» **LISTING**
******************************

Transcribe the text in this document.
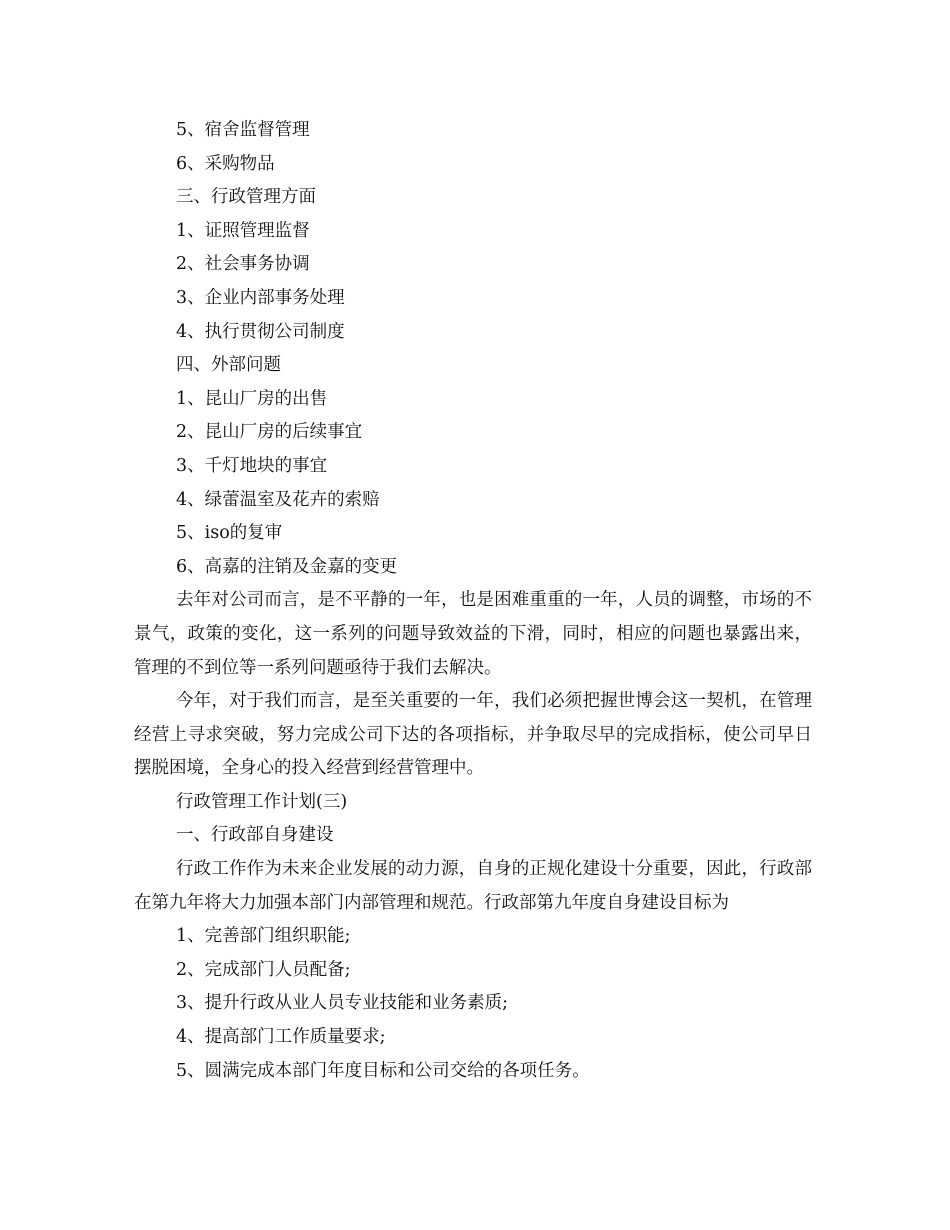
5、宿舍监督管理
6、采购物品
三、行政管理方面
1、证照管理监督
2、社会事务协调
3、企业内部事务处理
4、执行贯彻公司制度
四、外部问题
1、昆山厂房的出售
2、昆山厂房的后续事宜
3、千灯地块的事宜
4、绿蕾温室及花卉的索赔
5、iso的复审
6、高嘉的注销及金嘉的变更
去年对公司而言，是不平静的一年，也是困难重重的一年，人员的调整，市场的不景气，政策的变化，这一系列的问题导致效益的下滑，同时，相应的问题也暴露出来，管理的不到位等一系列问题亟待于我们去解决。
今年，对于我们而言，是至关重要的一年，我们必须把握世博会这一契机，在管理经营上寻求突破，努力完成公司下达的各项指标，并争取尽早的完成指标，使公司早日摆脱困境，全身心的投入经营到经营管理中。
行政管理工作计划(三)
一、行政部自身建设
行政工作作为未来企业发展的动力源，自身的正规化建设十分重要，因此，行政部在第九年将大力加强本部门内部管理和规范。行政部第九年度自身建设目标为
1、完善部门组织职能;
2、完成部门人员配备;
3、提升行政从业人员专业技能和业务素质;
4、提高部门工作质量要求;
5、圆满完成本部门年度目标和公司交给的各项任务。
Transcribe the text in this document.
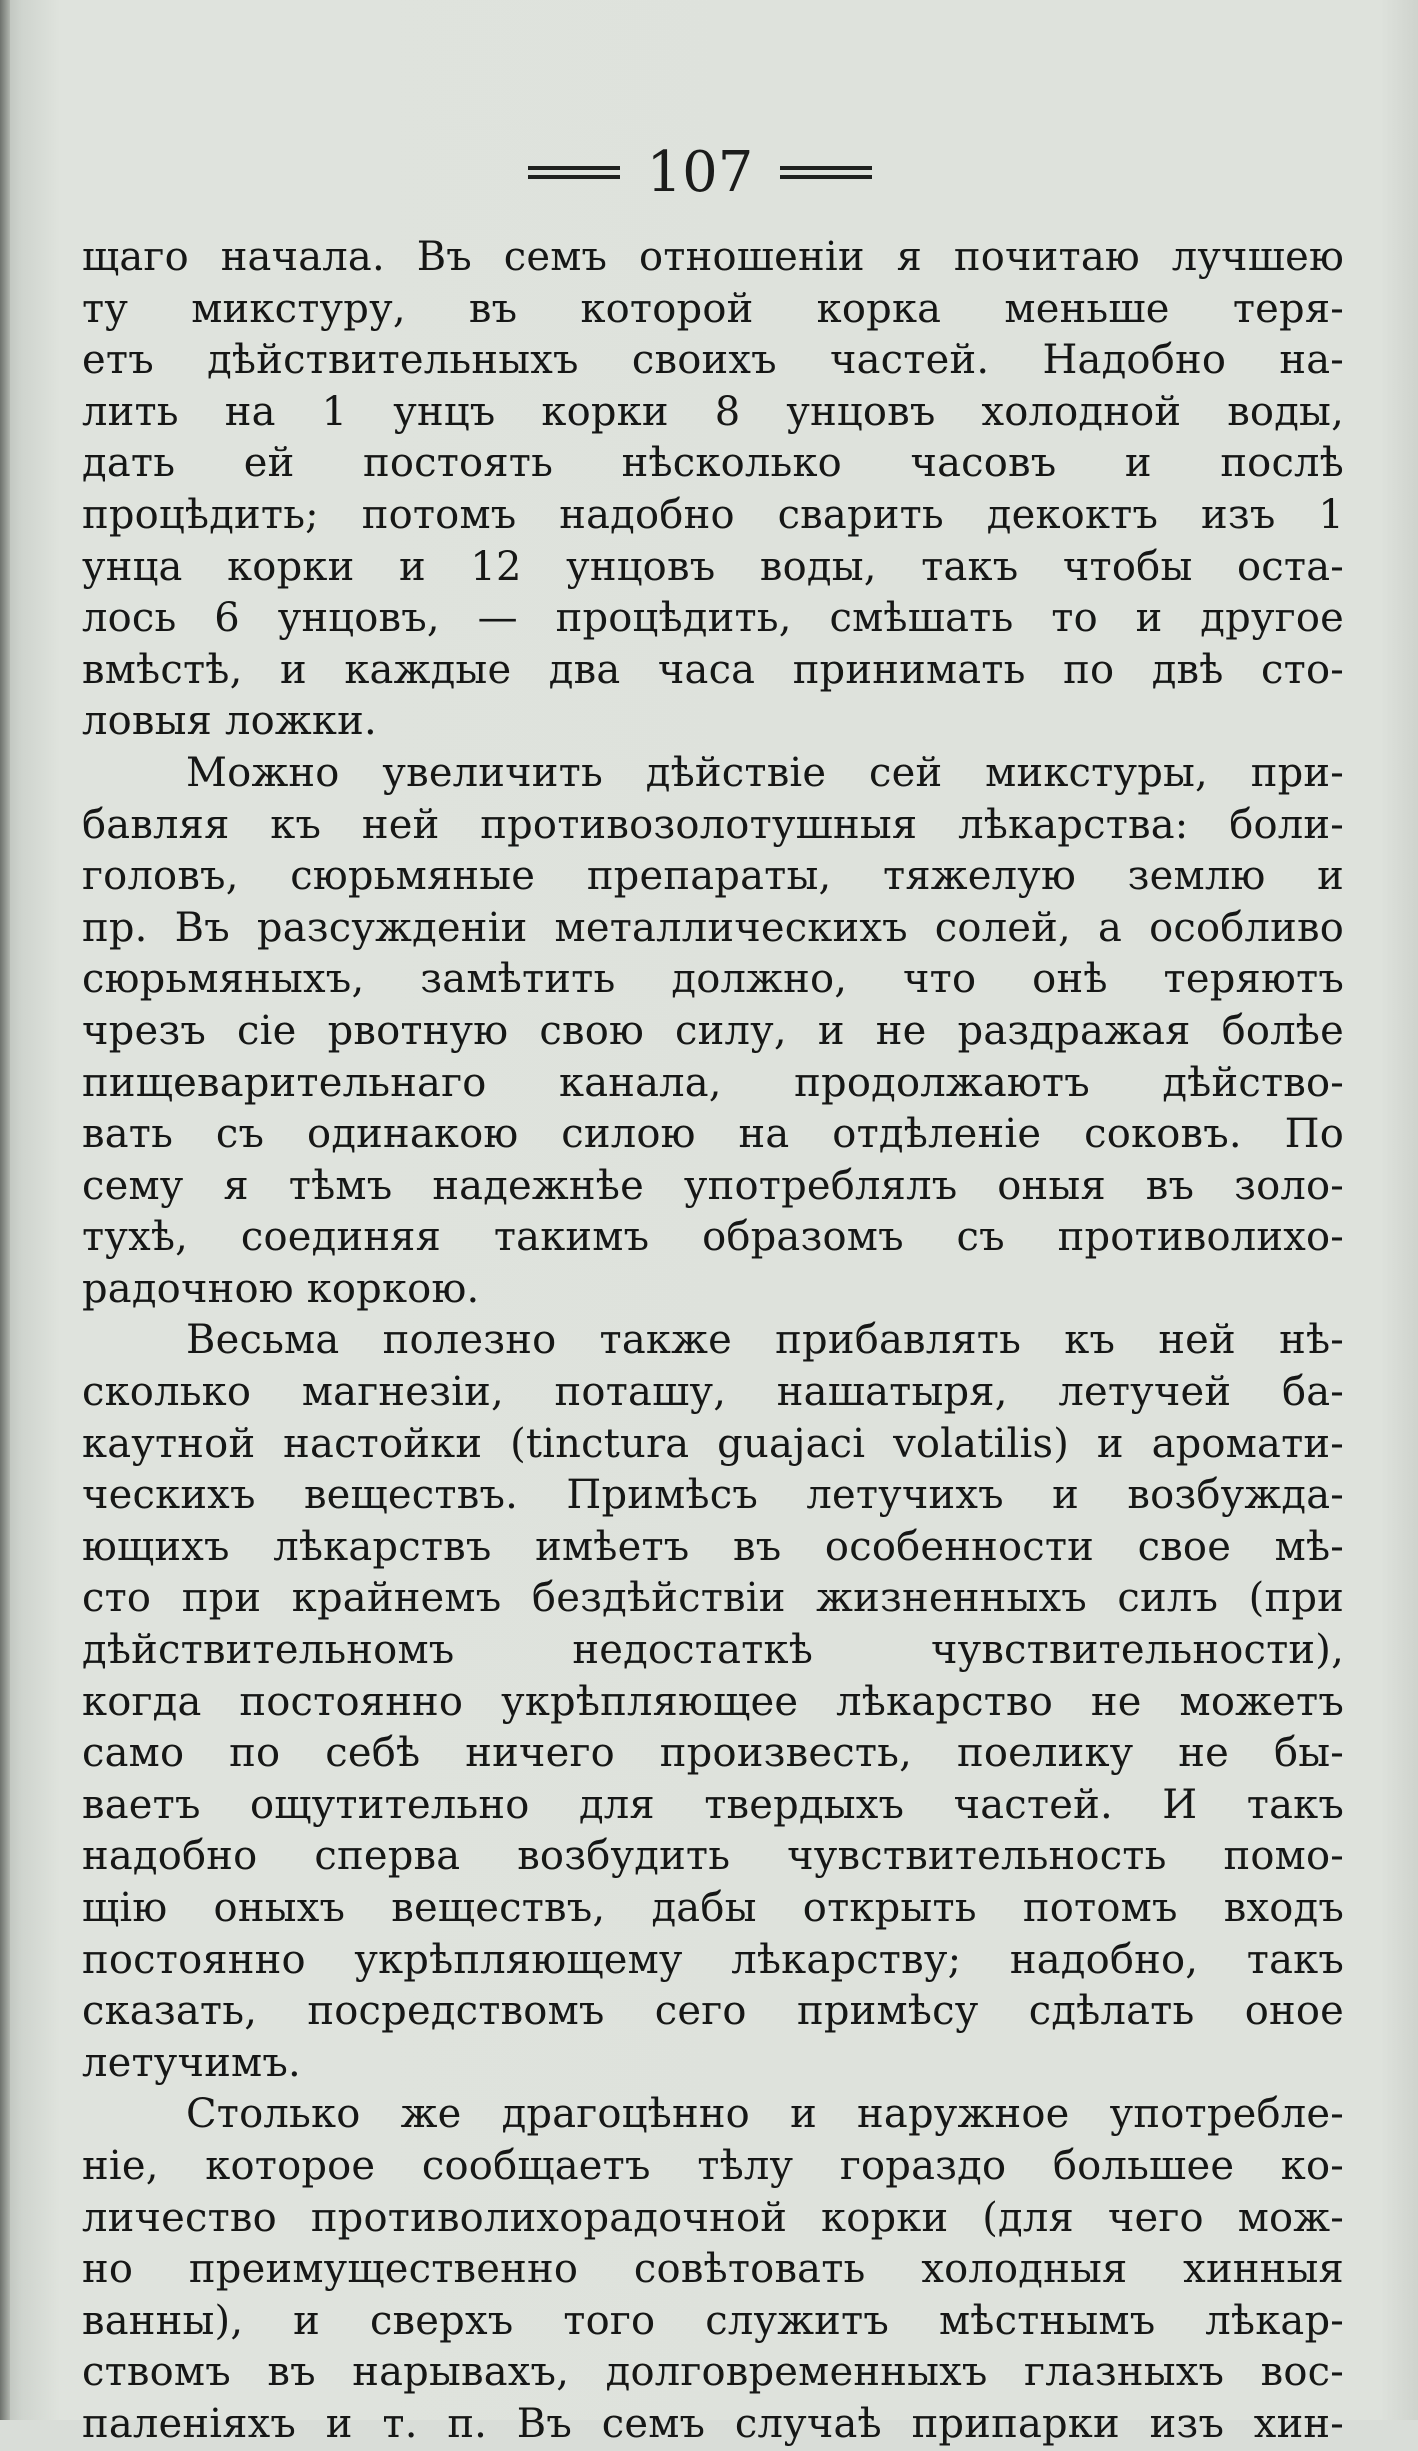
107
щаго начала. Въ семъ отношеніи я почитаю лучшею
ту микстуру, въ которой корка меньше теря-
етъ дѣйствительныхъ своихъ частей. Надобно на-
лить на 1 унцъ корки 8 унцовъ холодной воды,
дать ей постоять нѣсколько часовъ и послѣ
процѣдить; потомъ надобно сварить декоктъ изъ 1
унца корки и 12 унцовъ воды, такъ чтобы оста-
лось 6 унцовъ, — процѣдить, смѣшать то и другое
вмѣстѣ, и каждые два часа принимать по двѣ сто-
ловыя ложки.
Можно увеличить дѣйствіе сей микстуры, при-
бавляя къ ней противозолотушныя лѣкарства: боли-
головъ, сюрьмяные препараты, тяжелую землю и
пр. Въ разсужденіи металлическихъ солей, а особливо
сюрьмяныхъ, замѣтить должно, что онѣ теряютъ
чрезъ сіе рвотную свою силу, и не раздражая болѣе
пищеварительнаго канала, продолжаютъ дѣйство-
вать съ одинакою силою на отдѣленіе соковъ. По
сему я тѣмъ надежнѣе употреблялъ оныя въ золо-
тухѣ, соединяя такимъ образомъ съ противолихо-
радочною коркою.
Весьма полезно также прибавлять къ ней нѣ-
сколько магнезіи, поташу, нашатыря, летучей ба-
каутной настойки (tinctura guajaci volatilis) и аромати-
ческихъ веществъ. Примѣсъ летучихъ и возбужда-
ющихъ лѣкарствъ имѣетъ въ особенности свое мѣ-
сто при крайнемъ бездѣйствіи жизненныхъ силъ (при
дѣйствительномъ недостаткѣ чувствительности),
когда постоянно укрѣпляющее лѣкарство не можетъ
само по себѣ ничего произвесть, поелику не бы-
ваетъ ощутительно для твердыхъ частей. И такъ
надобно сперва возбудить чувствительность помо-
щію оныхъ веществъ, дабы открыть потомъ входъ
постоянно укрѣпляющему лѣкарству; надобно, такъ
сказать, посредствомъ сего примѣсу сдѣлать оное
летучимъ.
Столько же драгоцѣнно и наружное употребле-
ніе, которое сообщаетъ тѣлу гораздо большее ко-
личество противолихорадочной корки (для чего мож-
но преимущественно совѣтовать холодныя хинныя
ванны), и сверхъ того служитъ мѣстнымъ лѣкар-
ствомъ въ нарывахъ, долговременныхъ глазныхъ вос-
паленіяхъ и т. п. Въ семъ случаѣ припарки изъ хин-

******************************

All lines that include "процѣдить" are to be gathered and copied.

» **EXERCISE ANSWER**
процѣдить; потомъ надобно сварить декоктъ изъ 1
лось 6 унцовъ, — процѣдить, смѣшать то и другое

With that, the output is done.